┌────────

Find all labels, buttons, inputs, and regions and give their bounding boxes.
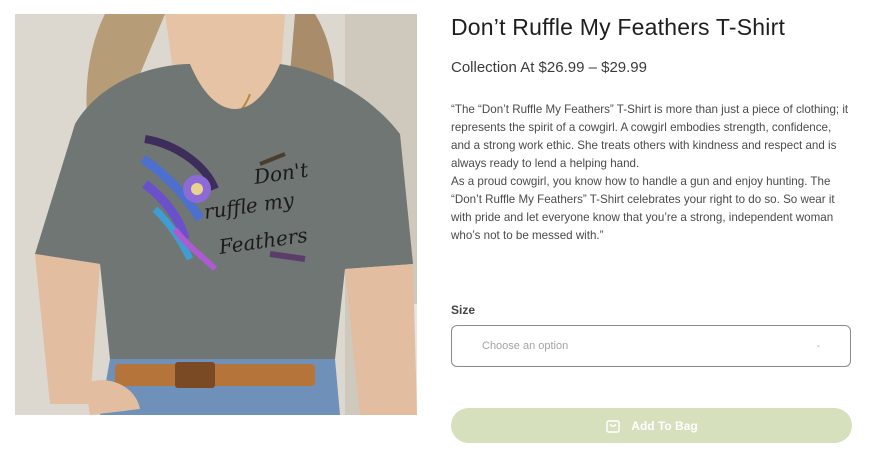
shopping-bag-icon — [605, 418, 621, 434]
product-description: “The “Don’t Ruffle My Feathers” T-Shirt … — [451, 101, 853, 245]
product-title: Don’t Ruffle My Feathers T-Shirt — [451, 14, 786, 40]
product-price: Collection At $26.99 – $29.99 — [451, 59, 647, 76]
add-to-bag-button[interactable]: Add To Bag — [451, 408, 852, 443]
size-select-placeholder: Choose an option — [482, 340, 569, 352]
size-label: Size — [451, 303, 476, 317]
product-image: Don't ruffle my Feathers — [15, 14, 417, 415]
size-select[interactable]: Choose an option - — [451, 325, 851, 367]
add-to-bag-label: Add To Bag — [631, 418, 698, 433]
description-paragraph: “The “Don’t Ruffle My Feathers” T-Shirt … — [451, 103, 849, 170]
chevron-down-icon: - — [816, 340, 820, 352]
description-paragraph: As a proud cowgirl, you know how to hand… — [451, 175, 835, 242]
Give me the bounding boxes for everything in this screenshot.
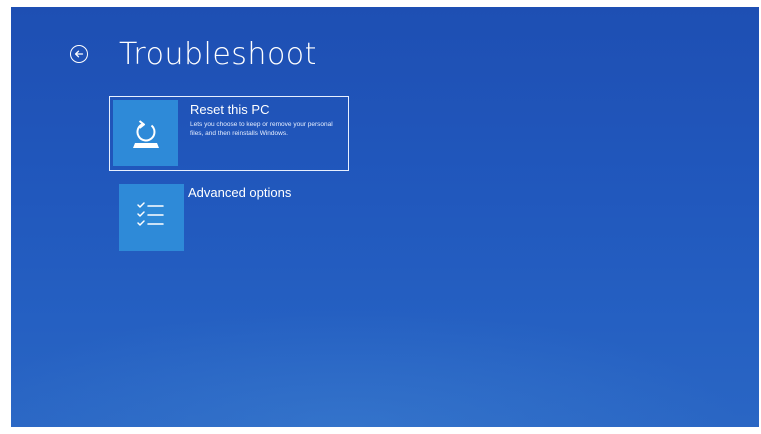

└────────

Task requirements
Quote the data word for word from its first line through the line containing "add-to-bag-label: Add To", including both ends. Omit the pictures.

Solution to the problem
Find all labels, buttons, inputs, and regions and give their bounding boxes.
shopping-bag-icon — [605, 418, 621, 434]
product-description: “The “Don’t Ruffle My Feathers” T-Shirt … — [451, 101, 853, 245]
product-title: Don’t Ruffle My Feathers T-Shirt — [451, 14, 786, 40]
product-price: Collection At $26.99 – $29.99 — [451, 59, 647, 76]
add-to-bag-button[interactable]: Add To Bag — [451, 408, 852, 443]
size-select-placeholder: Choose an option — [482, 340, 569, 352]
size-label: Size — [451, 303, 476, 317]
product-image: Don't ruffle my Feathers — [15, 14, 417, 415]
size-select[interactable]: Choose an option - — [451, 325, 851, 367]
add-to-bag-label: Add To Bag — [631, 418, 698, 433]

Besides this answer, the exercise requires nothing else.